- _SHORT EXERCISE_
Copy nothing but the text: repeat each entry exactly and drop the images.

- _INPUT FOR THIS TASK_

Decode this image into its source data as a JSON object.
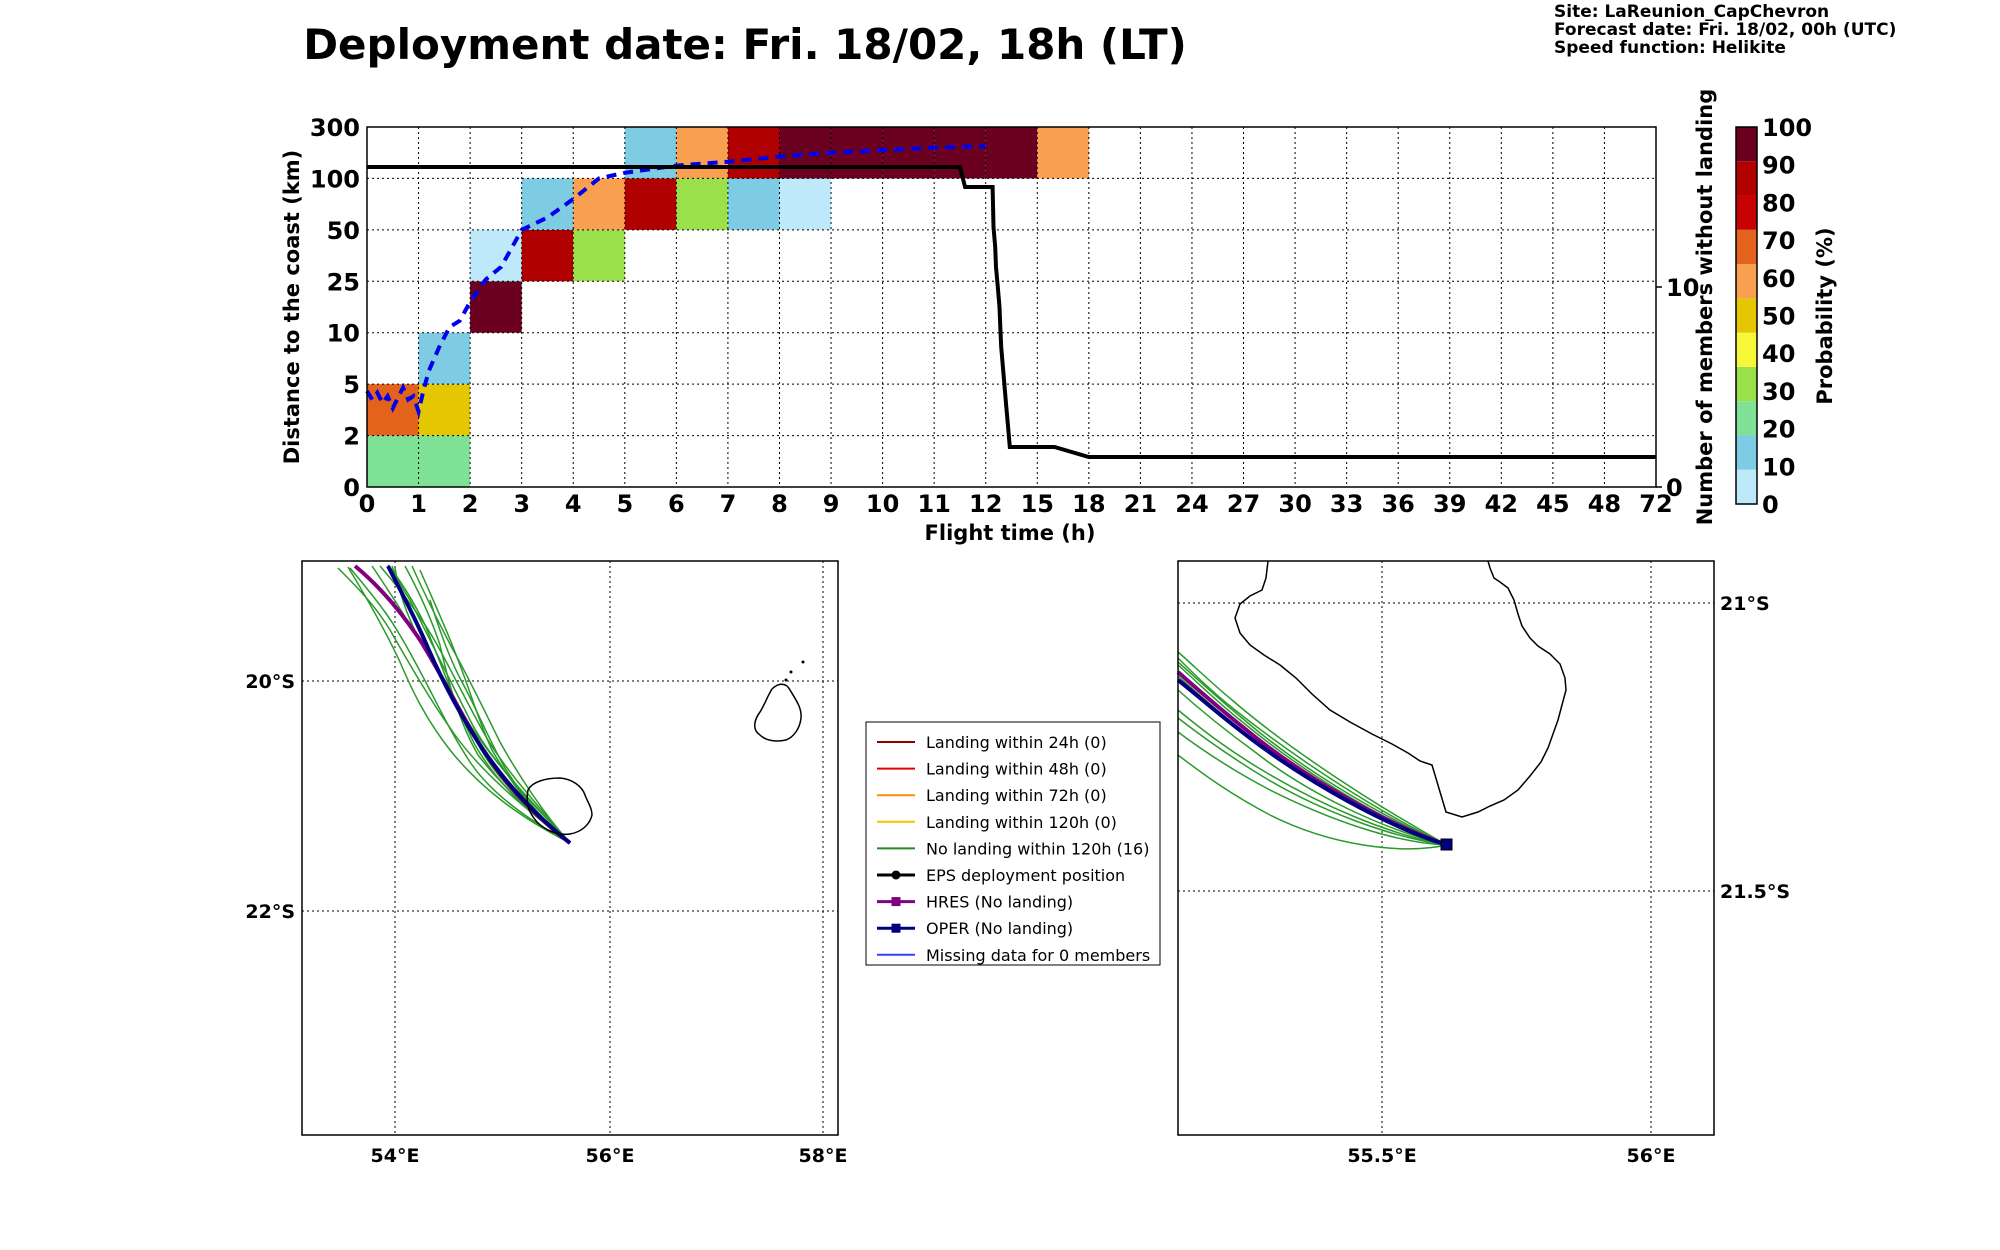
{
  "header": {
    "title": "Deployment date: Fri. 18/02, 18h (LT)",
    "site": "Site: LaReunion_CapChevron",
    "forecast": "Forecast date: Fri. 18/02, 00h (UTC)",
    "speed": "Speed function: Helikite"
  },
  "chart_data": [
    {
      "type": "heatmap",
      "xlabel": "Flight time (h)",
      "ylabel": "Distance to the coast (km)",
      "y2label": "Number of members without landing",
      "x_ticks": [
        "0",
        "1",
        "2",
        "3",
        "4",
        "5",
        "6",
        "7",
        "8",
        "9",
        "10",
        "11",
        "12",
        "15",
        "18",
        "21",
        "24",
        "27",
        "30",
        "33",
        "36",
        "39",
        "42",
        "45",
        "48",
        "72"
      ],
      "y_ticks": [
        "0",
        "2",
        "5",
        "10",
        "25",
        "50",
        "100",
        "300"
      ],
      "y2_ticks": [
        "0",
        "10"
      ],
      "y2lim": [
        0,
        18
      ],
      "colorbar": {
        "label": "Probability (%)",
        "ticks": [
          "0",
          "10",
          "20",
          "30",
          "40",
          "50",
          "60",
          "70",
          "80",
          "90",
          "100"
        ],
        "colors": [
          "#bde9fb",
          "#7ecbe4",
          "#7fe195",
          "#99e04a",
          "#f7f73a",
          "#e4c603",
          "#f89f50",
          "#e4631c",
          "#c70202",
          "#b00000",
          "#6b0020"
        ]
      },
      "cells": [
        {
          "x": 0,
          "y": 0,
          "p": 20
        },
        {
          "x": 0,
          "y": 1,
          "p": 70
        },
        {
          "x": 1,
          "y": 0,
          "p": 20
        },
        {
          "x": 1,
          "y": 1,
          "p": 50
        },
        {
          "x": 1,
          "y": 2,
          "p": 10
        },
        {
          "x": 2,
          "y": 3,
          "p": 100
        },
        {
          "x": 2,
          "y": 4,
          "p": 0
        },
        {
          "x": 3,
          "y": 4,
          "p": 90
        },
        {
          "x": 3,
          "y": 5,
          "p": 10
        },
        {
          "x": 4,
          "y": 4,
          "p": 30
        },
        {
          "x": 4,
          "y": 5,
          "p": 60
        },
        {
          "x": 5,
          "y": 5,
          "p": 90
        },
        {
          "x": 5,
          "y": 6,
          "p": 10
        },
        {
          "x": 6,
          "y": 5,
          "p": 30
        },
        {
          "x": 6,
          "y": 6,
          "p": 60
        },
        {
          "x": 7,
          "y": 5,
          "p": 10
        },
        {
          "x": 7,
          "y": 6,
          "p": 90
        },
        {
          "x": 8,
          "y": 5,
          "p": 0
        },
        {
          "x": 8,
          "y": 6,
          "p": 100
        },
        {
          "x": 9,
          "y": 6,
          "p": 100
        },
        {
          "x": 10,
          "y": 6,
          "p": 100
        },
        {
          "x": 11,
          "y": 6,
          "p": 100
        },
        {
          "x": 12,
          "y": 6,
          "p": 100
        },
        {
          "x": 13,
          "y": 6,
          "p": 60
        }
      ],
      "series": [
        {
          "name": "mean distance",
          "style": "dashed-blue",
          "points": [
            [
              0,
              4.6
            ],
            [
              0.1,
              4.1
            ],
            [
              0.2,
              4.5
            ],
            [
              0.3,
              3.9
            ],
            [
              0.4,
              4.3
            ],
            [
              0.5,
              3.6
            ],
            [
              0.6,
              4.2
            ],
            [
              0.7,
              4.8
            ],
            [
              0.8,
              4.1
            ],
            [
              0.9,
              4.3
            ],
            [
              1.0,
              3.4
            ],
            [
              1.1,
              4.7
            ],
            [
              1.2,
              6.3
            ],
            [
              1.4,
              8.6
            ],
            [
              1.6,
              11.6
            ],
            [
              1.8,
              13.5
            ],
            [
              2.0,
              19.0
            ],
            [
              2.3,
              25.8
            ],
            [
              2.6,
              32
            ],
            [
              3.0,
              50
            ],
            [
              3.5,
              62
            ],
            [
              4.0,
              80
            ],
            [
              4.5,
              100
            ],
            [
              5.0,
              122
            ],
            [
              6.0,
              150
            ],
            [
              7.0,
              165
            ],
            [
              8.0,
              185
            ],
            [
              9.0,
              200
            ],
            [
              10.0,
              210
            ],
            [
              11.0,
              220
            ],
            [
              12.0,
              225
            ]
          ]
        },
        {
          "name": "members without landing",
          "style": "solid-black",
          "points": [
            [
              0,
              16
            ],
            [
              11.5,
              16
            ],
            [
              11.6,
              15
            ],
            [
              12.4,
              15
            ],
            [
              12.45,
              13
            ],
            [
              12.55,
              12
            ],
            [
              12.6,
              11
            ],
            [
              12.7,
              10
            ],
            [
              12.8,
              9
            ],
            [
              12.85,
              8
            ],
            [
              12.9,
              7
            ],
            [
              13.0,
              6
            ],
            [
              13.1,
              5
            ],
            [
              13.2,
              4
            ],
            [
              13.3,
              3
            ],
            [
              13.4,
              2
            ],
            [
              14,
              2
            ],
            [
              16,
              2
            ],
            [
              18,
              1.5
            ],
            [
              72,
              1.5
            ]
          ]
        }
      ]
    },
    {
      "type": "map",
      "x_ticks": [
        "54°E",
        "56°E",
        "58°E"
      ],
      "y_ticks": [
        "20°S",
        "22°S"
      ]
    },
    {
      "type": "map",
      "x_ticks": [
        "55.5°E",
        "56°E"
      ],
      "y_ticks": [
        "21°S",
        "21.5°S"
      ]
    }
  ],
  "legend": {
    "items": [
      {
        "label": "Landing within 24h (0)",
        "color": "#8b0000",
        "marker": "none"
      },
      {
        "label": "Landing within 48h (0)",
        "color": "#e60000",
        "marker": "none"
      },
      {
        "label": "Landing within 72h (0)",
        "color": "#ff8c00",
        "marker": "none"
      },
      {
        "label": "Landing within 120h (0)",
        "color": "#f2c400",
        "marker": "none"
      },
      {
        "label": "No landing within 120h (16)",
        "color": "#228b22",
        "marker": "none"
      },
      {
        "label": "EPS deployment position",
        "color": "#000000",
        "marker": "circle"
      },
      {
        "label": "HRES (No landing)",
        "color": "#800080",
        "marker": "square"
      },
      {
        "label": "OPER (No landing)",
        "color": "#000080",
        "marker": "square"
      },
      {
        "label": "Missing data for 0 members",
        "color": "#3b3bff",
        "marker": "none"
      }
    ]
  }
}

- _COMPLETE OUTPUT_
Decode this image into its source data as a JSON object.
{
  "header": {
    "title": "Deployment date: Fri. 18/02, 18h (LT)",
    "site": "Site: LaReunion_CapChevron",
    "forecast": "Forecast date: Fri. 18/02, 00h (UTC)",
    "speed": "Speed function: Helikite"
  },
  "chart_data": [
    {
      "type": "heatmap",
      "xlabel": "Flight time (h)",
      "ylabel": "Distance to the coast (km)",
      "y2label": "Number of members without landing",
      "x_ticks": [
        "0",
        "1",
        "2",
        "3",
        "4",
        "5",
        "6",
        "7",
        "8",
        "9",
        "10",
        "11",
        "12",
        "15",
        "18",
        "21",
        "24",
        "27",
        "30",
        "33",
        "36",
        "39",
        "42",
        "45",
        "48",
        "72"
      ],
      "y_ticks": [
        "0",
        "2",
        "5",
        "10",
        "25",
        "50",
        "100",
        "300"
      ],
      "y2_ticks": [
        "0",
        "10"
      ],
      "y2lim": [
        0,
        18
      ],
      "colorbar": {
        "label": "Probability (%)",
        "ticks": [
          "0",
          "10",
          "20",
          "30",
          "40",
          "50",
          "60",
          "70",
          "80",
          "90",
          "100"
        ],
        "colors": [
          "#bde9fb",
          "#7ecbe4",
          "#7fe195",
          "#99e04a",
          "#f7f73a",
          "#e4c603",
          "#f89f50",
          "#e4631c",
          "#c70202",
          "#b00000",
          "#6b0020"
        ]
      },
      "cells": [
        {
          "x": 0,
          "y": 0,
          "p": 20
        },
        {
          "x": 0,
          "y": 1,
          "p": 70
        },
        {
          "x": 1,
          "y": 0,
          "p": 20
        },
        {
          "x": 1,
          "y": 1,
          "p": 50
        },
        {
          "x": 1,
          "y": 2,
          "p": 10
        },
        {
          "x": 2,
          "y": 3,
          "p": 100
        },
        {
          "x": 2,
          "y": 4,
          "p": 0
        },
        {
          "x": 3,
          "y": 4,
          "p": 90
        },
        {
          "x": 3,
          "y": 5,
          "p": 10
        },
        {
          "x": 4,
          "y": 4,
          "p": 30
        },
        {
          "x": 4,
          "y": 5,
          "p": 60
        },
        {
          "x": 5,
          "y": 5,
          "p": 90
        },
        {
          "x": 5,
          "y": 6,
          "p": 10
        },
        {
          "x": 6,
          "y": 5,
          "p": 30
        },
        {
          "x": 6,
          "y": 6,
          "p": 60
        },
        {
          "x": 7,
          "y": 5,
          "p": 10
        },
        {
          "x": 7,
          "y": 6,
          "p": 90
        },
        {
          "x": 8,
          "y": 5,
          "p": 0
        },
        {
          "x": 8,
          "y": 6,
          "p": 100
        },
        {
          "x": 9,
          "y": 6,
          "p": 100
        },
        {
          "x": 10,
          "y": 6,
          "p": 100
        },
        {
          "x": 11,
          "y": 6,
          "p": 100
        },
        {
          "x": 12,
          "y": 6,
          "p": 100
        },
        {
          "x": 13,
          "y": 6,
          "p": 60
        }
      ],
      "series": [
        {
          "name": "mean distance",
          "style": "dashed-blue",
          "points": [
            [
              0,
              4.6
            ],
            [
              0.1,
              4.1
            ],
            [
              0.2,
              4.5
            ],
            [
              0.3,
              3.9
            ],
            [
              0.4,
              4.3
            ],
            [
              0.5,
              3.6
            ],
            [
              0.6,
              4.2
            ],
            [
              0.7,
              4.8
            ],
            [
              0.8,
              4.1
            ],
            [
              0.9,
              4.3
            ],
            [
              1.0,
              3.4
            ],
            [
              1.1,
              4.7
            ],
            [
              1.2,
              6.3
            ],
            [
              1.4,
              8.6
            ],
            [
              1.6,
              11.6
            ],
            [
              1.8,
              13.5
            ],
            [
              2.0,
              19.0
            ],
            [
              2.3,
              25.8
            ],
            [
              2.6,
              32
            ],
            [
              3.0,
              50
            ],
            [
              3.5,
              62
            ],
            [
              4.0,
              80
            ],
            [
              4.5,
              100
            ],
            [
              5.0,
              122
            ],
            [
              6.0,
              150
            ],
            [
              7.0,
              165
            ],
            [
              8.0,
              185
            ],
            [
              9.0,
              200
            ],
            [
              10.0,
              210
            ],
            [
              11.0,
              220
            ],
            [
              12.0,
              225
            ]
          ]
        },
        {
          "name": "members without landing",
          "style": "solid-black",
          "points": [
            [
              0,
              16
            ],
            [
              11.5,
              16
            ],
            [
              11.6,
              15
            ],
            [
              12.4,
              15
            ],
            [
              12.45,
              13
            ],
            [
              12.55,
              12
            ],
            [
              12.6,
              11
            ],
            [
              12.7,
              10
            ],
            [
              12.8,
              9
            ],
            [
              12.85,
              8
            ],
            [
              12.9,
              7
            ],
            [
              13.0,
              6
            ],
            [
              13.1,
              5
            ],
            [
              13.2,
              4
            ],
            [
              13.3,
              3
            ],
            [
              13.4,
              2
            ],
            [
              14,
              2
            ],
            [
              16,
              2
            ],
            [
              18,
              1.5
            ],
            [
              72,
              1.5
            ]
          ]
        }
      ]
    },
    {
      "type": "map",
      "x_ticks": [
        "54°E",
        "56°E",
        "58°E"
      ],
      "y_ticks": [
        "20°S",
        "22°S"
      ]
    },
    {
      "type": "map",
      "x_ticks": [
        "55.5°E",
        "56°E"
      ],
      "y_ticks": [
        "21°S",
        "21.5°S"
      ]
    }
  ],
  "legend": {
    "items": [
      {
        "label": "Landing within 24h (0)",
        "color": "#8b0000",
        "marker": "none"
      },
      {
        "label": "Landing within 48h (0)",
        "color": "#e60000",
        "marker": "none"
      },
      {
        "label": "Landing within 72h (0)",
        "color": "#ff8c00",
        "marker": "none"
      },
      {
        "label": "Landing within 120h (0)",
        "color": "#f2c400",
        "marker": "none"
      },
      {
        "label": "No landing within 120h (16)",
        "color": "#228b22",
        "marker": "none"
      },
      {
        "label": "EPS deployment position",
        "color": "#000000",
        "marker": "circle"
      },
      {
        "label": "HRES (No landing)",
        "color": "#800080",
        "marker": "square"
      },
      {
        "label": "OPER (No landing)",
        "color": "#000080",
        "marker": "square"
      },
      {
        "label": "Missing data for 0 members",
        "color": "#3b3bff",
        "marker": "none"
      }
    ]
  }
}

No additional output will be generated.